### What this task involves
State how many lines hold the word "stations", with no other words.

[start of Extracted entries]

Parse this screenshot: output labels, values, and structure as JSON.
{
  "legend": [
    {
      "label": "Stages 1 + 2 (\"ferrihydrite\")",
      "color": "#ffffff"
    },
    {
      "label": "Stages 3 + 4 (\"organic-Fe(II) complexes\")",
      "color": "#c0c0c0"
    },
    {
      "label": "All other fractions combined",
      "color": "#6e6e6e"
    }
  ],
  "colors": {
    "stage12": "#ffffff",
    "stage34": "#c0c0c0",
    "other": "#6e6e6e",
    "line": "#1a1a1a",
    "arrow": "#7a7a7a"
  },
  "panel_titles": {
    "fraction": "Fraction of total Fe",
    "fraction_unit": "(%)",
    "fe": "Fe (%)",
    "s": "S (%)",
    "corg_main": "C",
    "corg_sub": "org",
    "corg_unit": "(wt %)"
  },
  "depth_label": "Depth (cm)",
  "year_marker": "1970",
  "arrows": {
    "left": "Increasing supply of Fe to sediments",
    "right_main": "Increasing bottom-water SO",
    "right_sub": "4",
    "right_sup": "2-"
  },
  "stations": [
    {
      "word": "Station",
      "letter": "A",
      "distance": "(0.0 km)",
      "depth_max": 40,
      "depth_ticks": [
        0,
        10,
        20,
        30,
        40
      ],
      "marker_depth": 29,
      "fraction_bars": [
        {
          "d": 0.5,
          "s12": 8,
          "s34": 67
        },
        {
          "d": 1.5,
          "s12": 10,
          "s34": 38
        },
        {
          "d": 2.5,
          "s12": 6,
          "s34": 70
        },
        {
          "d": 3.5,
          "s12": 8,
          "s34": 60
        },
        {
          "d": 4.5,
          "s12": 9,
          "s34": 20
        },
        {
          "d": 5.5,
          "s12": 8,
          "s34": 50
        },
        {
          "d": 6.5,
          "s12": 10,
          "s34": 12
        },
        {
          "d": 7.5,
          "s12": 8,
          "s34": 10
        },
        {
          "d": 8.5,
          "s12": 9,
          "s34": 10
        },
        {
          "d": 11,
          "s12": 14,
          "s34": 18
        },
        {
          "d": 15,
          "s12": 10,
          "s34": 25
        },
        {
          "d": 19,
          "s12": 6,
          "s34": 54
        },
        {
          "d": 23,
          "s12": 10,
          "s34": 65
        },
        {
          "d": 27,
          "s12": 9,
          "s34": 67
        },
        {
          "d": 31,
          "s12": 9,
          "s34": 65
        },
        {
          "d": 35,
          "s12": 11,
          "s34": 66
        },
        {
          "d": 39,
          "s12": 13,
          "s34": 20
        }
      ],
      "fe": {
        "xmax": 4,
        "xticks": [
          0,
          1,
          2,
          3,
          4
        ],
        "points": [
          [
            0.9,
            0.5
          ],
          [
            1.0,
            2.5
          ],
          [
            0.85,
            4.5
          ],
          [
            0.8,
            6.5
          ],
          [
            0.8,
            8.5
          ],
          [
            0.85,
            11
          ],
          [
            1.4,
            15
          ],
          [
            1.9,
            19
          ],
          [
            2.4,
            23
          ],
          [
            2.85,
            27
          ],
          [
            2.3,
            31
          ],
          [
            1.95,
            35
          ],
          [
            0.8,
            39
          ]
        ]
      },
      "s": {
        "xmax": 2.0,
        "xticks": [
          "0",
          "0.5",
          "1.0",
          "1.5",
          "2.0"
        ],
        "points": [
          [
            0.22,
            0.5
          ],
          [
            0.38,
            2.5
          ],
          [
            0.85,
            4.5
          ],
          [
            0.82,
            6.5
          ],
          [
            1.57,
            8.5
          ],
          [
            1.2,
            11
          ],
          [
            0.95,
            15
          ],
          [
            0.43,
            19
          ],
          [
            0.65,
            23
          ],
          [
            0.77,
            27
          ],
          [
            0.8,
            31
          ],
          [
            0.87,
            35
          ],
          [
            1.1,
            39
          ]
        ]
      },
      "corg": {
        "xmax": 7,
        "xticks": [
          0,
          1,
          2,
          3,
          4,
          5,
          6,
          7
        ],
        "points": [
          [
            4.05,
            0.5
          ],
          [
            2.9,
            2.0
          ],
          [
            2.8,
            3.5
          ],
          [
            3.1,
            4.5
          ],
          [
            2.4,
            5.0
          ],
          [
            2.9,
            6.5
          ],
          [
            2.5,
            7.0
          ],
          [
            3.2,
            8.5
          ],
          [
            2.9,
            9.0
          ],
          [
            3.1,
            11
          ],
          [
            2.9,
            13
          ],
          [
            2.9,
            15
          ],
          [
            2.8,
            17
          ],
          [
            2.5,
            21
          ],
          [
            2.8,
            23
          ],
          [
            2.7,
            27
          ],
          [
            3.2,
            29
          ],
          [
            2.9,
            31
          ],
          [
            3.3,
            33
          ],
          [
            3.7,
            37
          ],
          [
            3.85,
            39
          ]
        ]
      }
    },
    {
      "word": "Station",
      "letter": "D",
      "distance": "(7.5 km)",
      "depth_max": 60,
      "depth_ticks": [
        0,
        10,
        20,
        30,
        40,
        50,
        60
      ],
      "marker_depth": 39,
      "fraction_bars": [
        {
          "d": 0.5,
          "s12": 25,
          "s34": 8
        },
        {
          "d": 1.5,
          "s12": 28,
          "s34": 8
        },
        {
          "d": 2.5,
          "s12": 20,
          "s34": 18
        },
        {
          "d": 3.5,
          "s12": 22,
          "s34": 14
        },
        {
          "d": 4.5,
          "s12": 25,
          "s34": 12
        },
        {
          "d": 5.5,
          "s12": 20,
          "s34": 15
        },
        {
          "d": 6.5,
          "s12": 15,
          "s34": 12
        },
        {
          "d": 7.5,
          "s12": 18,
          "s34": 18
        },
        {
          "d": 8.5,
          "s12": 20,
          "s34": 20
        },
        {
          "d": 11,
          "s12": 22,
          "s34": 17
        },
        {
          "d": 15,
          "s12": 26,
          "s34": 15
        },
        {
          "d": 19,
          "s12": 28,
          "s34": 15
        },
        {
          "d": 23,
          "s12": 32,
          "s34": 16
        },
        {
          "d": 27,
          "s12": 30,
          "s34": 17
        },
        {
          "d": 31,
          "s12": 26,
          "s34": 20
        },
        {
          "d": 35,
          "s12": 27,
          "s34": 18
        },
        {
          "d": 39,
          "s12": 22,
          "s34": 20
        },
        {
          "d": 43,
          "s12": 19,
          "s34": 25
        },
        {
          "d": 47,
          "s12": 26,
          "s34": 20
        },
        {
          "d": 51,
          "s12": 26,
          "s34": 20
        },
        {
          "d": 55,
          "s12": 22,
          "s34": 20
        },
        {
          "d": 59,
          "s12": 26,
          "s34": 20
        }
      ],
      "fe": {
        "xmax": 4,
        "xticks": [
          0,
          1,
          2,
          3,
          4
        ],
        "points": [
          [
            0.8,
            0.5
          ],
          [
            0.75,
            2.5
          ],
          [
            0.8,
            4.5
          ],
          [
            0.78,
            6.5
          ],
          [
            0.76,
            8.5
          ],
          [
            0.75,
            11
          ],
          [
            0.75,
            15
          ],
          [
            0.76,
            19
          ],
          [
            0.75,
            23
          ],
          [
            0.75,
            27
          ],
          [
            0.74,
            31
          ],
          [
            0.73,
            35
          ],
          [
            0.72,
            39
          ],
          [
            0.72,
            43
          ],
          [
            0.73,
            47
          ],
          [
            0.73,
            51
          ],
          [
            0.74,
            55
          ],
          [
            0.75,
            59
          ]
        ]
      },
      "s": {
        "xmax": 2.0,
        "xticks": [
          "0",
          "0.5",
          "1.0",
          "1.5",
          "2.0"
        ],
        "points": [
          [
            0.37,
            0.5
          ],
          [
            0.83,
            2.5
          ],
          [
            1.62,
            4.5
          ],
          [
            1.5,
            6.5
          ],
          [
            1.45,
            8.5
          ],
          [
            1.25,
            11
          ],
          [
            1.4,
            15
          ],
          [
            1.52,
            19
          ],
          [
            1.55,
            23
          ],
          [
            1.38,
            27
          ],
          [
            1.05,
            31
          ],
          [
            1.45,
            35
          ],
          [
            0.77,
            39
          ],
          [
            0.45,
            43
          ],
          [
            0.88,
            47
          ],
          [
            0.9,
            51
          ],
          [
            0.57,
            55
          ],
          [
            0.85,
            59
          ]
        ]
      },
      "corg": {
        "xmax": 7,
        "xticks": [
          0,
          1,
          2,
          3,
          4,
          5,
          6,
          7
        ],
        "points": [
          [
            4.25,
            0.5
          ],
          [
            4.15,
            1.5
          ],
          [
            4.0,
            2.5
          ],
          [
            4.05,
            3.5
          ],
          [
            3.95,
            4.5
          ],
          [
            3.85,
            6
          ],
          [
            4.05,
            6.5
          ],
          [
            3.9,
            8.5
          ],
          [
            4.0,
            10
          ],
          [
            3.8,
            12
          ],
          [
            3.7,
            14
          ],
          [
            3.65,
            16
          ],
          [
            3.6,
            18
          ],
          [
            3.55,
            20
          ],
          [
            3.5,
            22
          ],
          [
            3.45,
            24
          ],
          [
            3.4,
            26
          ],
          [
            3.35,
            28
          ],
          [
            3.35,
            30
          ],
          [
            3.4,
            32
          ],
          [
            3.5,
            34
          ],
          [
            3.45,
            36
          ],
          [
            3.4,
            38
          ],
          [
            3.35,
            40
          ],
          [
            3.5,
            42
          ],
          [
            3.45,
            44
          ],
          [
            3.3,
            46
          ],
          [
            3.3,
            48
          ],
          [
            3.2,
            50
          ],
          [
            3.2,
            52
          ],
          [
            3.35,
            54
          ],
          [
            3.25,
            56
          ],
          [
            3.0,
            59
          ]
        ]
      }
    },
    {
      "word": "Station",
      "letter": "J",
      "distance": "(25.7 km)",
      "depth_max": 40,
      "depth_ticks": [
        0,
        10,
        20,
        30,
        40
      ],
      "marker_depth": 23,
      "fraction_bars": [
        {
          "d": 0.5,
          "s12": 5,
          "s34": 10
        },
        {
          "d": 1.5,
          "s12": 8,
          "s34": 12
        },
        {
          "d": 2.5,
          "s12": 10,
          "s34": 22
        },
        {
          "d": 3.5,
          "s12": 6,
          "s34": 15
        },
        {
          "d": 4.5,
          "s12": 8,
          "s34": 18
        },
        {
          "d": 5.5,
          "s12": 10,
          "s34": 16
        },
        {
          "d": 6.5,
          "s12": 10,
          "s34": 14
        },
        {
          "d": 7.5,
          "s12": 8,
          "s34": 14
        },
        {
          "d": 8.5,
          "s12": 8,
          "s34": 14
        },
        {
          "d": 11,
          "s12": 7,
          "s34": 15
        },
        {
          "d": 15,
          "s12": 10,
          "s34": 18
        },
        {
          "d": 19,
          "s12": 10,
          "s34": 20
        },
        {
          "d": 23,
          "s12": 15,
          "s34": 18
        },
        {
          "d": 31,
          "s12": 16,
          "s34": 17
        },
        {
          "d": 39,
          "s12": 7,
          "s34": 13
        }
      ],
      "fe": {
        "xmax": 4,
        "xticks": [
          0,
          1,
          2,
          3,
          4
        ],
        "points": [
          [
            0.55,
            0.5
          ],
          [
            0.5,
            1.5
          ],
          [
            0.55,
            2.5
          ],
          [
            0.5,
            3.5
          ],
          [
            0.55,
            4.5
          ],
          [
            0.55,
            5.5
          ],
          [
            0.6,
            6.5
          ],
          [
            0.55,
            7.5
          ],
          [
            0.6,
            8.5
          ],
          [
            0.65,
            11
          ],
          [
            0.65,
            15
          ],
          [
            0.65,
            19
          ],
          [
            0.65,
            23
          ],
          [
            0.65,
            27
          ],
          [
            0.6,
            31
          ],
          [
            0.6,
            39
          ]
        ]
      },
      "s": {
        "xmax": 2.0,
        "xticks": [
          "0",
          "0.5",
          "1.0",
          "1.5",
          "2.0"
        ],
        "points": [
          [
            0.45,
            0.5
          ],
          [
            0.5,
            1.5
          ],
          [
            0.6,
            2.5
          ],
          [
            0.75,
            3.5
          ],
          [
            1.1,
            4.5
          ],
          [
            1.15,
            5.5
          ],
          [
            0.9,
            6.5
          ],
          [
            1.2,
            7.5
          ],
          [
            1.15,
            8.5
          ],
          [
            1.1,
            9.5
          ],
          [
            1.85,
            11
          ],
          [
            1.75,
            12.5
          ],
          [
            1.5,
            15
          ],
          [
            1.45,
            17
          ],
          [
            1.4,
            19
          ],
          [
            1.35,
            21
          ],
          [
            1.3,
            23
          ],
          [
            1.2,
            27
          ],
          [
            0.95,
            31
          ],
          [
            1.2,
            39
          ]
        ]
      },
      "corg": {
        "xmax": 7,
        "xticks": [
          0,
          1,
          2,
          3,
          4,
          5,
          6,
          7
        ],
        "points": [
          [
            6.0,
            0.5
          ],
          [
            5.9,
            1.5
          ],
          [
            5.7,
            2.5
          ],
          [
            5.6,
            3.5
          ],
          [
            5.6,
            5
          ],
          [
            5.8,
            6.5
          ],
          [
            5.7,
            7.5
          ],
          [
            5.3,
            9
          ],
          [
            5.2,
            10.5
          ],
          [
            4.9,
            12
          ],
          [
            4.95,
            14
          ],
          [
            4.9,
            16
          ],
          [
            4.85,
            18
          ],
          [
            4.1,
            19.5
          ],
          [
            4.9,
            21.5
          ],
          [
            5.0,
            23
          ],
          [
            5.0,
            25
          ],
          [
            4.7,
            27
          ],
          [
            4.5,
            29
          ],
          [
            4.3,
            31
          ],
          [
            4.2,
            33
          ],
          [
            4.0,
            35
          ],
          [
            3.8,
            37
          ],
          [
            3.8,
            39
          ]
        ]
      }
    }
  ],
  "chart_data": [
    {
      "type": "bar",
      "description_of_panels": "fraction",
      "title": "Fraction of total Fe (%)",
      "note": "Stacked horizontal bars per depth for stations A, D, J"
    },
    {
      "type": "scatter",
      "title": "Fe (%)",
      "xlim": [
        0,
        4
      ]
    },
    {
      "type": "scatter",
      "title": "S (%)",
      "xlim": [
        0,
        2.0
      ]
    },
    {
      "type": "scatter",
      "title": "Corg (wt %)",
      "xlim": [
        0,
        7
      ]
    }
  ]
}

[end of Extracted entries]

### Response below
2